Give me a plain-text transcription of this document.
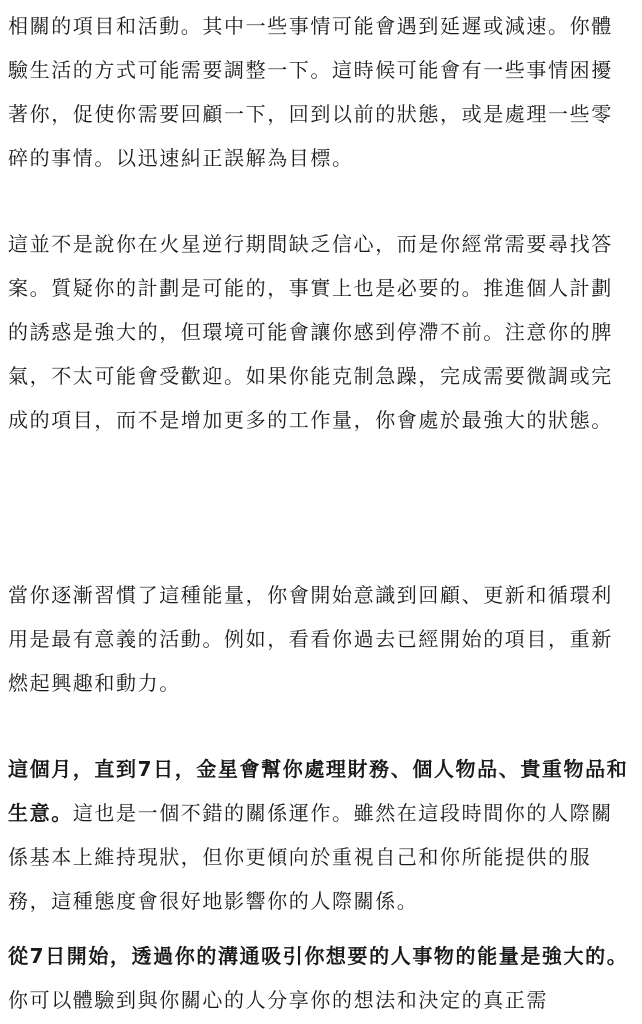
相關的項目和活動。其中一些事情可能會遇到延遲或減速。你體驗生活的方式可能需要調整一下。這時候可能會有一些事情困擾著你，促使你需要回顧一下，回到以前的狀態，或是處理一些零碎的事情。以迅速糾正誤解為目標。

這並不是說你在火星逆行期間缺乏信心，而是你經常需要尋找答案。質疑你的計劃是可能的，事實上也是必要的。推進個人計劃的誘惑是強大的，但環境可能會讓你感到停滯不前。注意你的脾氣，不太可能會受歡迎。如果你能克制急躁，完成需要微調或完成的項目，而不是增加更多的工作量，你會處於最強大的狀態。

當你逐漸習慣了這種能量，你會開始意識到回顧、更新和循環利用是最有意義的活動。例如，看看你過去已經開始的項目，重新燃起興趣和動力。

這個月，直到7日，金星會幫你處理財務、個人物品、貴重物品和生意。這也是一個不錯的關係運作。雖然在這段時間你的人際關係基本上維持現狀，但你更傾向於重視自己和你所能提供的服務，這種態度會很好地影響你的人際關係。

從7日開始，透過你的溝通吸引你想要的人事物的能量是強大的。你可以體驗到與你關心的人分享你的想法和決定的真正需
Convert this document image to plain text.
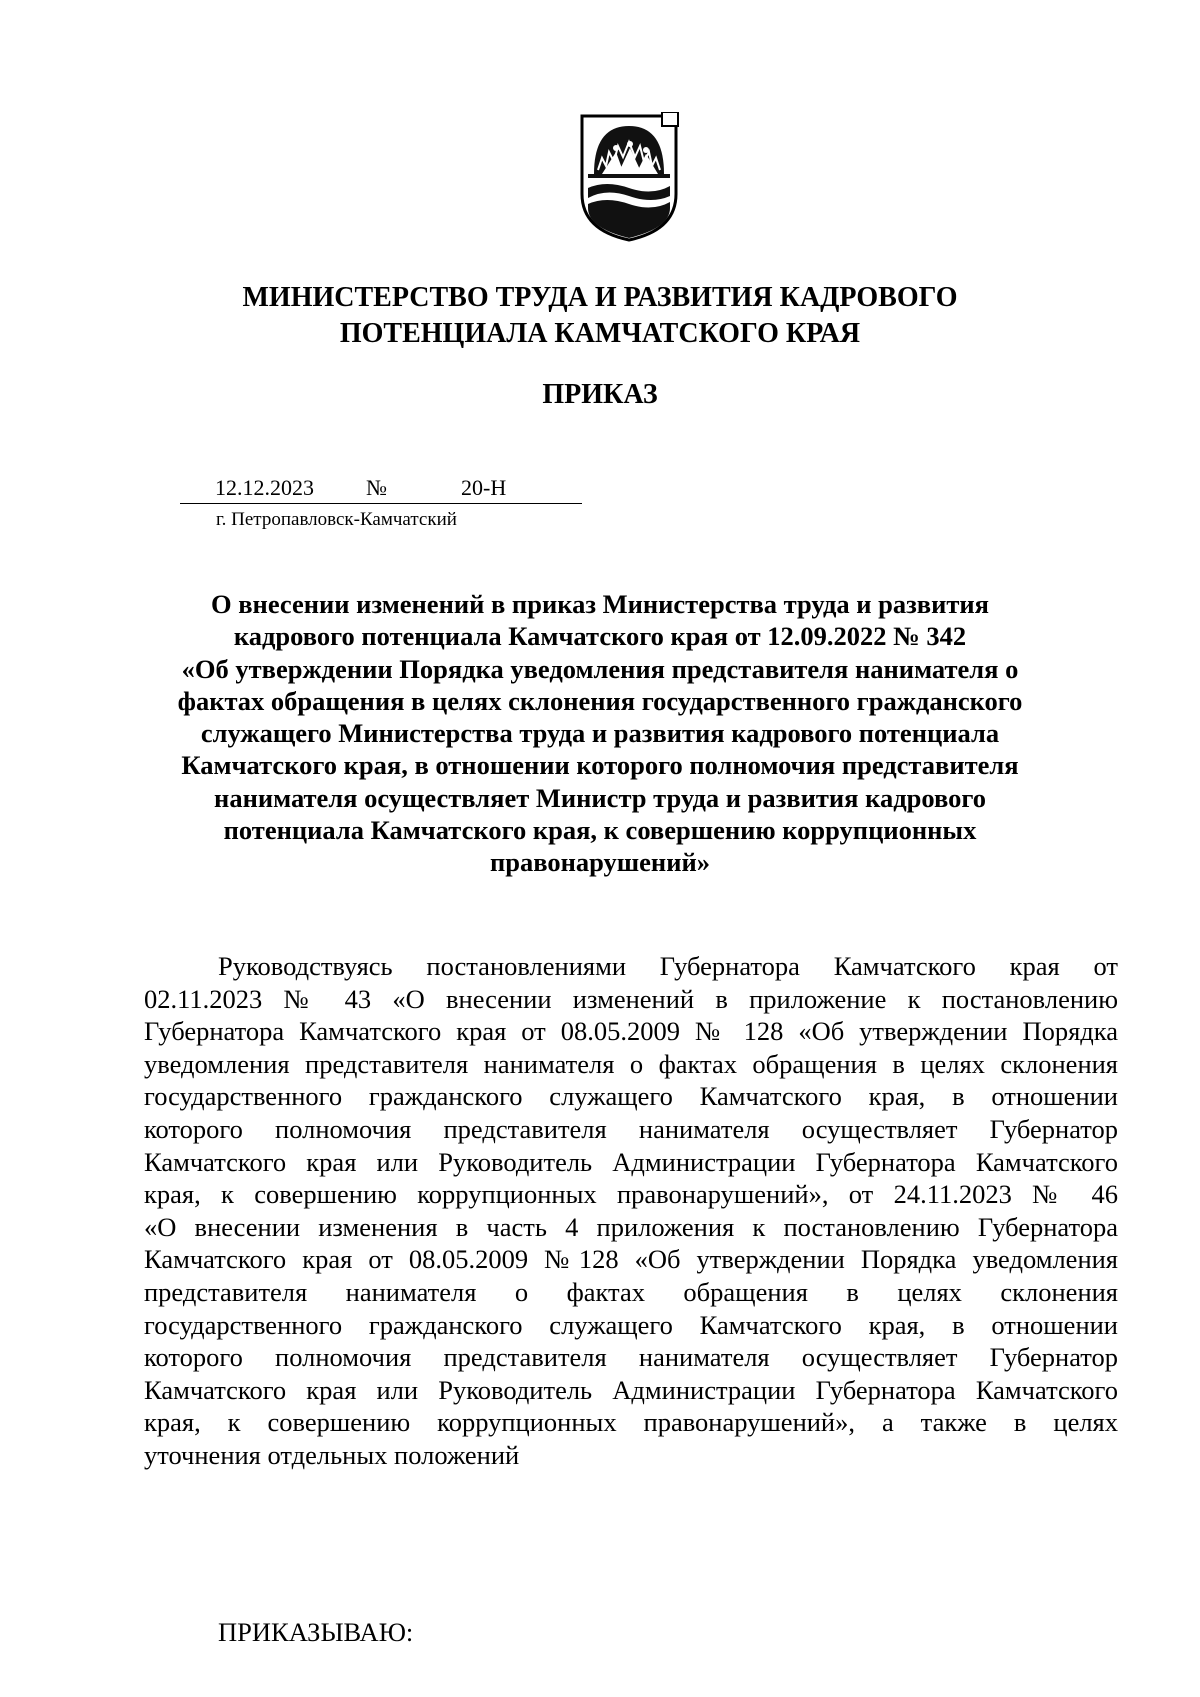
МИНИСТЕРСТВО ТРУДА И РАЗВИТИЯ КАДРОВОГО
ПОТЕНЦИАЛА КАМЧАТСКОГО КРАЯ
ПРИКАЗ
12.12.2023 №	20-Н
г. Петропавловск-Камчатский
О внесении изменений в приказ Министерства труда и развития
кадрового потенциала Камчатского края от 12.09.2022 № 342
«Об утверждении Порядка уведомления представителя нанимателя о
фактах обращения в целях склонения государственного гражданского
служащего Министерства труда и развития кадрового потенциала
Камчатского края, в отношении которого полномочия представителя
нанимателя осуществляет Министр труда и развития кадрового
потенциала Камчатского края, к совершению коррупционных
правонарушений»
Руководствуясь постановлениями Губернатора Камчатского края от
02.11.2023 № 43 «О внесении изменений в приложение к постановлению
Губернатора Камчатского края от 08.05.2009 № 128 «Об утверждении Порядка
уведомления представителя нанимателя о фактах обращения в целях склонения
государственного гражданского служащего Камчатского края, в отношении
которого полномочия представителя нанимателя осуществляет Губернатор
Камчатского края или Руководитель Администрации Губернатора Камчатского
края, к совершению коррупционных правонарушений», от 24.11.2023 № 46
«О внесении изменения в часть 4 приложения к постановлению Губернатора
Камчатского края от 08.05.2009 №128 «Об утверждении Порядка уведомления
представителя нанимателя о фактах обращения в целях склонения
государственного гражданского служащего Камчатского края, в отношении
которого полномочия представителя нанимателя осуществляет Губернатор
Камчатского края или Руководитель Администрации Губернатора Камчатского
края, к совершению коррупционных правонарушений», а также в целях
уточнения отдельных положений
ПРИКАЗЫВАЮ:
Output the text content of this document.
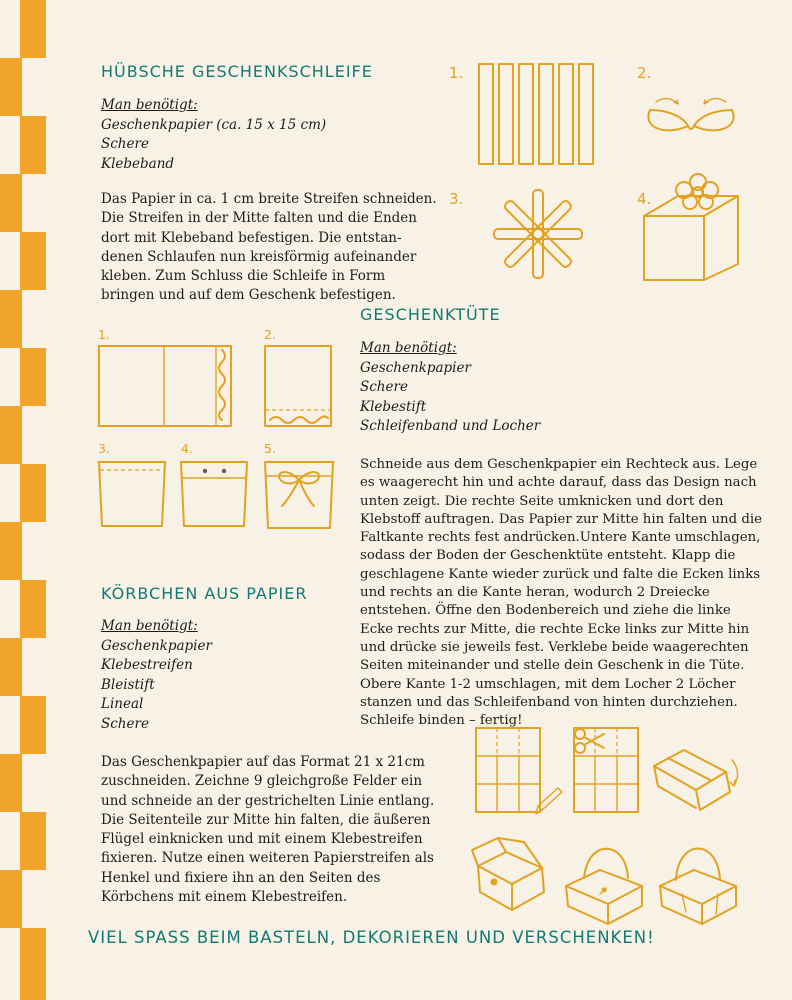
HÜBSCHE GESCHENKSCHLEIFE
Man benötigt:
Geschenkpapier (ca. 15 x 15 cm)
Schere
Klebeband
Das Papier in ca. 1 cm breite Streifen schneiden.
Die Streifen in der Mitte falten und die Enden
dort mit Klebeband befestigen. Die entstan-
denen Schlaufen nun kreisförmig aufeinander
kleben. Zum Schluss die Schleife in Form
bringen und auf dem Geschenk befestigen.
1.	2.
3.	4.
GESCHENKTÜTE
Man benötigt:
Geschenkpapier
Schere
Klebestift
Schleifenband und Locher
Schneide aus dem Geschenkpapier ein Rechteck aus. Lege
es waagerecht hin und achte darauf, dass das Design nach
unten zeigt. Die rechte Seite umknicken und dort den
Klebstoff auftragen. Das Papier zur Mitte hin falten und die
Faltkante rechts fest andrücken.Untere Kante umschlagen,
sodass der Boden der Geschenktüte entsteht. Klapp die
geschlagene Kante wieder zurück und falte die Ecken links
und rechts an die Kante heran, wodurch 2 Dreiecke
entstehen. Öffne den Bodenbereich und ziehe die linke
Ecke rechts zur Mitte, die rechte Ecke links zur Mitte hin
und drücke sie jeweils fest. Verklebe beide waagerechten
Seiten miteinander und stelle dein Geschenk in die Tüte.
Obere Kante 1-2 umschlagen, mit dem Locher 2 Löcher
stanzen und das Schleifenband von hinten durchziehen.
Schleife binden – fertig!
1.	2.
3.	4.	5.
KÖRBCHEN AUS PAPIER
Man benötigt:
Geschenkpapier
Klebestreifen
Bleistift
Lineal
Schere
Das Geschenkpapier auf das Format 21 x 21cm
zuschneiden. Zeichne 9 gleichgroße Felder ein
und schneide an der gestrichelten Linie entlang.
Die Seitenteile zur Mitte hin falten, die äußeren
Flügel einknicken und mit einem Klebestreifen
fixieren. Nutze einen weiteren Papierstreifen als
Henkel und fixiere ihn an den Seiten des
Körbchens mit einem Klebestreifen.
VIEL SPASS BEIM BASTELN, DEKORIEREN UND VERSCHENKEN!
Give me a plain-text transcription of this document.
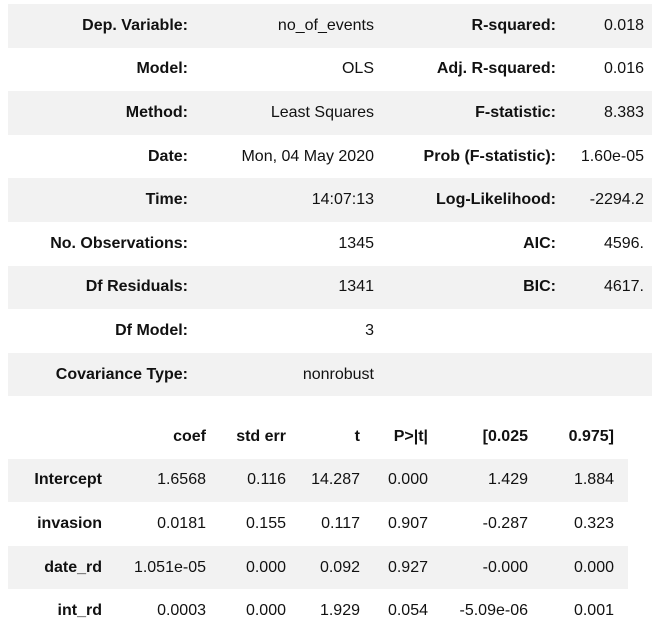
Dep. Variable:	no_of_events	R-squared:	0.018
Model:	OLS	Adj. R-squared:	0.016
Method:	Least Squares	F-statistic:	8.383
Date:	Mon, 04 May 2020	Prob (F-statistic):	1.60e-05
Time:	14:07:13	Log-Likelihood:	-2294.2
No. Observations:	1345	AIC:	4596.
Df Residuals:	1341	BIC:	4617.
Df Model:	3
Covariance Type:	nonrobust
coef	std err	t	P>|t|	[0.025	0.975]
Intercept	1.6568	0.116	14.287	0.000	1.429	1.884
invasion	0.0181	0.155	0.117	0.907	-0.287	0.323
date_rd	1.051e-05	0.000	0.092	0.927	-0.000	0.000
int_rd	0.0003	0.000	1.929	0.054	-5.09e-06	0.001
- - - -
**SET PROBLEM**: Copy everything in the records above except the pictures, exactly as written.

**RESULT OF THIS TASK**:
Give me a plain-text transcription of this document.
相關的項目和活動。其中一些事情可能會遇到延遲或減速。你體驗生活的方式可能需要調整一下。這時候可能會有一些事情困擾著你，促使你需要回顧一下，回到以前的狀態，或是處理一些零碎的事情。以迅速糾正誤解為目標。

這並不是說你在火星逆行期間缺乏信心，而是你經常需要尋找答案。質疑你的計劃是可能的，事實上也是必要的。推進個人計劃的誘惑是強大的，但環境可能會讓你感到停滯不前。注意你的脾氣，不太可能會受歡迎。如果你能克制急躁，完成需要微調或完成的項目，而不是增加更多的工作量，你會處於最強大的狀態。

當你逐漸習慣了這種能量，你會開始意識到回顧、更新和循環利用是最有意義的活動。例如，看看你過去已經開始的項目，重新燃起興趣和動力。

這個月，直到7日，金星會幫你處理財務、個人物品、貴重物品和生意。這也是一個不錯的關係運作。雖然在這段時間你的人際關係基本上維持現狀，但你更傾向於重視自己和你所能提供的服務，這種態度會很好地影響你的人際關係。

從7日開始，透過你的溝通吸引你想要的人事物的能量是強大的。你可以體驗到與你關心的人分享你的想法和決定的真正需
Convert this document image to plain text.
МИНИСТЕРСТВО ТРУДА И РАЗВИТИЯ КАДРОВОГО
ПОТЕНЦИАЛА КАМЧАТСКОГО КРАЯ
ПРИКАЗ
12.12.2023 №	20-Н
г. Петропавловск-Камчатский
О внесении изменений в приказ Министерства труда и развития
кадрового потенциала Камчатского края от 12.09.2022 № 342
«Об утверждении Порядка уведомления представителя нанимателя о
фактах обращения в целях склонения государственного гражданского
служащего Министерства труда и развития кадрового потенциала
Камчатского края, в отношении которого полномочия представителя
нанимателя осуществляет Министр труда и развития кадрового
потенциала Камчатского края, к совершению коррупционных
правонарушений»
Руководствуясь постановлениями Губернатора Камчатского края от
02.11.2023 № 43 «О внесении изменений в приложение к постановлению
Губернатора Камчатского края от 08.05.2009 № 128 «Об утверждении Порядка
уведомления представителя нанимателя о фактах обращения в целях склонения
государственного гражданского служащего Камчатского края, в отношении
которого полномочия представителя нанимателя осуществляет Губернатор
Камчатского края или Руководитель Администрации Губернатора Камчатского
края, к совершению коррупционных правонарушений», от 24.11.2023 № 46
«О внесении изменения в часть 4 приложения к постановлению Губернатора
Камчатского края от 08.05.2009 №128 «Об утверждении Порядка уведомления
представителя нанимателя о фактах обращения в целях склонения
государственного гражданского служащего Камчатского края, в отношении
которого полномочия представителя нанимателя осуществляет Губернатор
Камчатского края или Руководитель Администрации Губернатора Камчатского
края, к совершению коррупционных правонарушений», а также в целях
уточнения отдельных положений
ПРИКАЗЫВАЮ:
Output the text content of this document.
HÜBSCHE GESCHENKSCHLEIFE
Man benötigt:
Geschenkpapier (ca. 15 x 15 cm)
Schere
Klebeband
Das Papier in ca. 1 cm breite Streifen schneiden.
Die Streifen in der Mitte falten und die Enden
dort mit Klebeband befestigen. Die entstan-
denen Schlaufen nun kreisförmig aufeinander
kleben. Zum Schluss die Schleife in Form
bringen und auf dem Geschenk befestigen.
1.	2.
3.	4.
GESCHENKTÜTE
Man benötigt:
Geschenkpapier
Schere
Klebestift
Schleifenband und Locher
Schneide aus dem Geschenkpapier ein Rechteck aus. Lege
es waagerecht hin und achte darauf, dass das Design nach
unten zeigt. Die rechte Seite umknicken und dort den
Klebstoff auftragen. Das Papier zur Mitte hin falten und die
Faltkante rechts fest andrücken.Untere Kante umschlagen,
sodass der Boden der Geschenktüte entsteht. Klapp die
geschlagene Kante wieder zurück und falte die Ecken links
und rechts an die Kante heran, wodurch 2 Dreiecke
entstehen. Öffne den Bodenbereich und ziehe die linke
Ecke rechts zur Mitte, die rechte Ecke links zur Mitte hin
und drücke sie jeweils fest. Verklebe beide waagerechten
Seiten miteinander und stelle dein Geschenk in die Tüte.
Obere Kante 1-2 umschlagen, mit dem Locher 2 Löcher
stanzen und das Schleifenband von hinten durchziehen.
Schleife binden – fertig!
1.	2.
3.	4.	5.
KÖRBCHEN AUS PAPIER
Man benötigt:
Geschenkpapier
Klebestreifen
Bleistift
Lineal
Schere
Das Geschenkpapier auf das Format 21 x 21cm
zuschneiden. Zeichne 9 gleichgroße Felder ein
und schneide an der gestrichelten Linie entlang.
Die Seitenteile zur Mitte hin falten, die äußeren
Flügel einknicken und mit einem Klebestreifen
fixieren. Nutze einen weiteren Papierstreifen als
Henkel und fixiere ihn an den Seiten des
Körbchens mit einem Klebestreifen.
VIEL SPASS BEIM BASTELN, DEKORIEREN UND VERSCHENKEN!
Give me a plain-text transcription of this document.
Dep. Variable:	no_of_events	R-squared:	0.018
Model:	OLS	Adj. R-squared:	0.016
Method:	Least Squares	F-statistic:	8.383
Date:	Mon, 04 May 2020	Prob (F-statistic):	1.60e-05
Time:	14:07:13	Log-Likelihood:	-2294.2
No. Observations:	1345	AIC:	4596.
Df Residuals:	1341	BIC:	4617.
Df Model:	3
Covariance Type:	nonrobust
coef	std err	t	P>|t|	[0.025	0.975]
Intercept	1.6568	0.116	14.287	0.000	1.429	1.884
invasion	0.0181	0.155	0.117	0.907	-0.287	0.323
date_rd	1.051e-05	0.000	0.092	0.927	-0.000	0.000
int_rd	0.0003	0.000	1.929	0.054	-5.09e-06	0.001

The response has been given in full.